_DIRECTIVE_:
All entries below need to be written out exactly, but without their pictures.
[Begin]
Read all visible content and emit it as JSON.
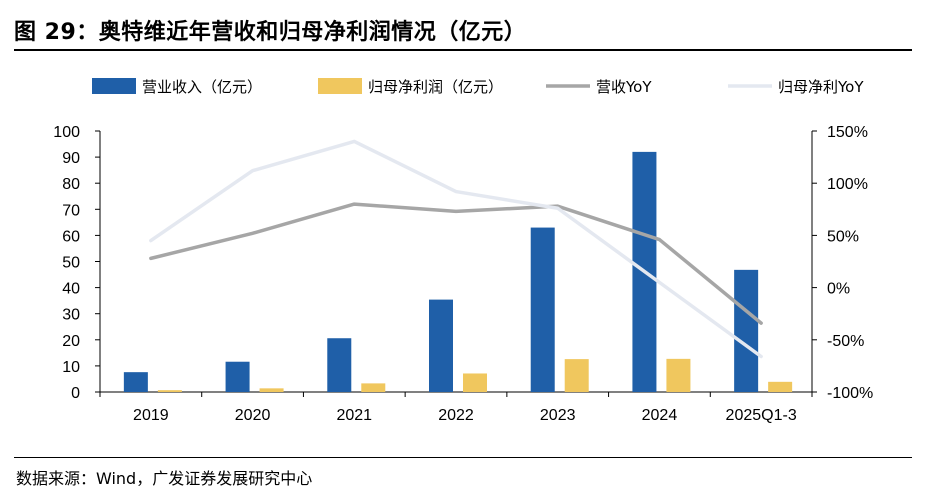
{
  "figure": {
    "title": "图 29：奥特维近年营收和归母净利润情况（亿元）",
    "source": "数据来源：Wind，广发证券发展研究中心"
  },
  "chart_data": {
    "type": "bar",
    "categories": [
      "2019",
      "2020",
      "2021",
      "2022",
      "2023",
      "2024",
      "2025Q1-3"
    ],
    "series": [
      {
        "name": "营业收入（亿元）",
        "type": "bar",
        "axis": "left",
        "color": "#1f5fa8",
        "values": [
          7.6,
          11.6,
          20.6,
          35.4,
          63.0,
          92.0,
          46.8
        ]
      },
      {
        "name": "归母净利润（亿元）",
        "type": "bar",
        "axis": "left",
        "color": "#f0c75e",
        "values": [
          0.7,
          1.4,
          3.3,
          7.1,
          12.6,
          12.7,
          3.9
        ]
      },
      {
        "name": "营收YoY",
        "type": "line",
        "axis": "right",
        "color": "#a6a6a6",
        "values": [
          28,
          52,
          80,
          73,
          78,
          46,
          -34
        ]
      },
      {
        "name": "归母净利YoY",
        "type": "line",
        "axis": "right",
        "color": "#e4e8f0",
        "values": [
          45,
          112,
          140,
          92,
          76,
          5,
          -66
        ]
      }
    ],
    "left_axis": {
      "min": 0,
      "max": 100,
      "step": 10,
      "ticks": [
        "0",
        "10",
        "20",
        "30",
        "40",
        "50",
        "60",
        "70",
        "80",
        "90",
        "100"
      ]
    },
    "right_axis": {
      "min": -100,
      "max": 150,
      "step": 50,
      "ticks": [
        "-100%",
        "-50%",
        "0%",
        "50%",
        "100%",
        "150%"
      ]
    },
    "legend": "top",
    "grid": false
  }
}
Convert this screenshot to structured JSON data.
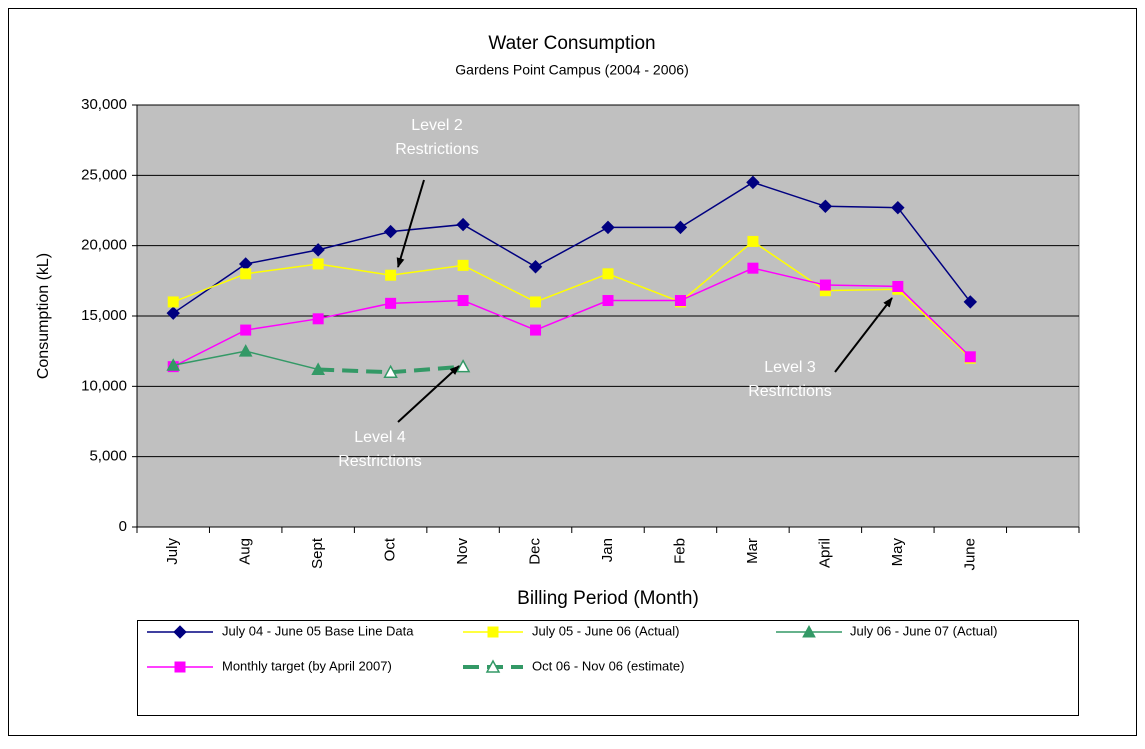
{
  "chart_data": {
    "type": "line",
    "title": "Water Consumption",
    "subtitle": "Gardens Point Campus (2004 - 2006)",
    "x_label": "Billing Period (Month)",
    "y_label": "Consumption (kL)",
    "categories": [
      "July",
      "Aug",
      "Sept",
      "Oct",
      "Nov",
      "Dec",
      "Jan",
      "Feb",
      "Mar",
      "April",
      "May",
      "June",
      null
    ],
    "ylim": [
      0,
      30000
    ],
    "yticks": [
      0,
      {
        "value": 5000,
        "label": "5,000"
      },
      {
        "value": 10000,
        "label": "10,000"
      },
      {
        "value": 15000,
        "label": "15,000"
      },
      {
        "value": 20000,
        "label": "20,000"
      },
      {
        "value": 25000,
        "label": "25,000"
      },
      {
        "value": 30000,
        "label": "30,000"
      }
    ],
    "grid": true,
    "legend": "bottom",
    "series": [
      {
        "name": "July 04 - June 05 Base Line Data",
        "color": "#000080",
        "marker": "diamond",
        "dashed": false,
        "values": [
          15200,
          18700,
          19700,
          21000,
          21500,
          18500,
          21300,
          21300,
          24500,
          22800,
          22700,
          16000,
          null
        ]
      },
      {
        "name": "July 05 - June 06 (Actual)",
        "color": "#ffff00",
        "marker": "square",
        "dashed": false,
        "values": [
          16000,
          18000,
          18700,
          17900,
          18600,
          16000,
          18000,
          16000,
          20300,
          16800,
          16900,
          12000,
          null
        ]
      },
      {
        "name": "July 06 - June 07 (Actual)",
        "color": "#339966",
        "marker": "triangle",
        "dashed": false,
        "values": [
          11500,
          12500,
          11200,
          null,
          null,
          null,
          null,
          null,
          null,
          null,
          null,
          null,
          null
        ]
      },
      {
        "name": "Monthly target (by April 2007)",
        "color": "#ff00ff",
        "marker": "square",
        "dashed": false,
        "values": [
          11400,
          14000,
          14800,
          15900,
          16100,
          14000,
          16100,
          16100,
          18400,
          17200,
          17100,
          12100,
          null
        ]
      },
      {
        "name": "Oct 06 - Nov 06 (estimate)",
        "color": "#339966",
        "marker": "triangle-open",
        "dashed": true,
        "values": [
          null,
          null,
          11200,
          11000,
          11400,
          null,
          null,
          null,
          null,
          null,
          null,
          null,
          null
        ]
      }
    ],
    "annotations": [
      {
        "lines": [
          "Level 2",
          "Restrictions"
        ]
      },
      {
        "lines": [
          "Level 3",
          "Restrictions"
        ]
      },
      {
        "lines": [
          "Level 4",
          "Restrictions"
        ]
      }
    ]
  }
}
[End]
_OUTPUT_:
Read all visible content and emit it as JSON.
{
  "figure": {
    "title": "图 29：奥特维近年营收和归母净利润情况（亿元）",
    "source": "数据来源：Wind，广发证券发展研究中心"
  },
  "chart_data": {
    "type": "bar",
    "categories": [
      "2019",
      "2020",
      "2021",
      "2022",
      "2023",
      "2024",
      "2025Q1-3"
    ],
    "series": [
      {
        "name": "营业收入（亿元）",
        "type": "bar",
        "axis": "left",
        "color": "#1f5fa8",
        "values": [
          7.6,
          11.6,
          20.6,
          35.4,
          63.0,
          92.0,
          46.8
        ]
      },
      {
        "name": "归母净利润（亿元）",
        "type": "bar",
        "axis": "left",
        "color": "#f0c75e",
        "values": [
          0.7,
          1.4,
          3.3,
          7.1,
          12.6,
          12.7,
          3.9
        ]
      },
      {
        "name": "营收YoY",
        "type": "line",
        "axis": "right",
        "color": "#a6a6a6",
        "values": [
          28,
          52,
          80,
          73,
          78,
          46,
          -34
        ]
      },
      {
        "name": "归母净利YoY",
        "type": "line",
        "axis": "right",
        "color": "#e4e8f0",
        "values": [
          45,
          112,
          140,
          92,
          76,
          5,
          -66
        ]
      }
    ],
    "left_axis": {
      "min": 0,
      "max": 100,
      "step": 10,
      "ticks": [
        "0",
        "10",
        "20",
        "30",
        "40",
        "50",
        "60",
        "70",
        "80",
        "90",
        "100"
      ]
    },
    "right_axis": {
      "min": -100,
      "max": 150,
      "step": 50,
      "ticks": [
        "-100%",
        "-50%",
        "0%",
        "50%",
        "100%",
        "150%"
      ]
    },
    "legend": "top",
    "grid": false
  }
}
Convert this screenshot to structured JSON data.
{
  "chart_data": {
    "type": "line",
    "title": "Water Consumption",
    "subtitle": "Gardens Point Campus (2004 - 2006)",
    "x_label": "Billing Period (Month)",
    "y_label": "Consumption (kL)",
    "categories": [
      "July",
      "Aug",
      "Sept",
      "Oct",
      "Nov",
      "Dec",
      "Jan",
      "Feb",
      "Mar",
      "April",
      "May",
      "June",
      null
    ],
    "ylim": [
      0,
      30000
    ],
    "yticks": [
      0,
      {
        "value": 5000,
        "label": "5,000"
      },
      {
        "value": 10000,
        "label": "10,000"
      },
      {
        "value": 15000,
        "label": "15,000"
      },
      {
        "value": 20000,
        "label": "20,000"
      },
      {
        "value": 25000,
        "label": "25,000"
      },
      {
        "value": 30000,
        "label": "30,000"
      }
    ],
    "grid": true,
    "legend": "bottom",
    "series": [
      {
        "name": "July 04 - June 05 Base Line Data",
        "color": "#000080",
        "marker": "diamond",
        "dashed": false,
        "values": [
          15200,
          18700,
          19700,
          21000,
          21500,
          18500,
          21300,
          21300,
          24500,
          22800,
          22700,
          16000,
          null
        ]
      },
      {
        "name": "July 05 - June 06 (Actual)",
        "color": "#ffff00",
        "marker": "square",
        "dashed": false,
        "values": [
          16000,
          18000,
          18700,
          17900,
          18600,
          16000,
          18000,
          16000,
          20300,
          16800,
          16900,
          12000,
          null
        ]
      },
      {
        "name": "July 06 - June 07 (Actual)",
        "color": "#339966",
        "marker": "triangle",
        "dashed": false,
        "values": [
          11500,
          12500,
          11200,
          null,
          null,
          null,
          null,
          null,
          null,
          null,
          null,
          null,
          null
        ]
      },
      {
        "name": "Monthly target (by April 2007)",
        "color": "#ff00ff",
        "marker": "square",
        "dashed": false,
        "values": [
          11400,
          14000,
          14800,
          15900,
          16100,
          14000,
          16100,
          16100,
          18400,
          17200,
          17100,
          12100,
          null
        ]
      },
      {
        "name": "Oct 06 - Nov 06 (estimate)",
        "color": "#339966",
        "marker": "triangle-open",
        "dashed": true,
        "values": [
          null,
          null,
          11200,
          11000,
          11400,
          null,
          null,
          null,
          null,
          null,
          null,
          null,
          null
        ]
      }
    ],
    "annotations": [
      {
        "lines": [
          "Level 2",
          "Restrictions"
        ]
      },
      {
        "lines": [
          "Level 3",
          "Restrictions"
        ]
      },
      {
        "lines": [
          "Level 4",
          "Restrictions"
        ]
      }
    ]
  }
}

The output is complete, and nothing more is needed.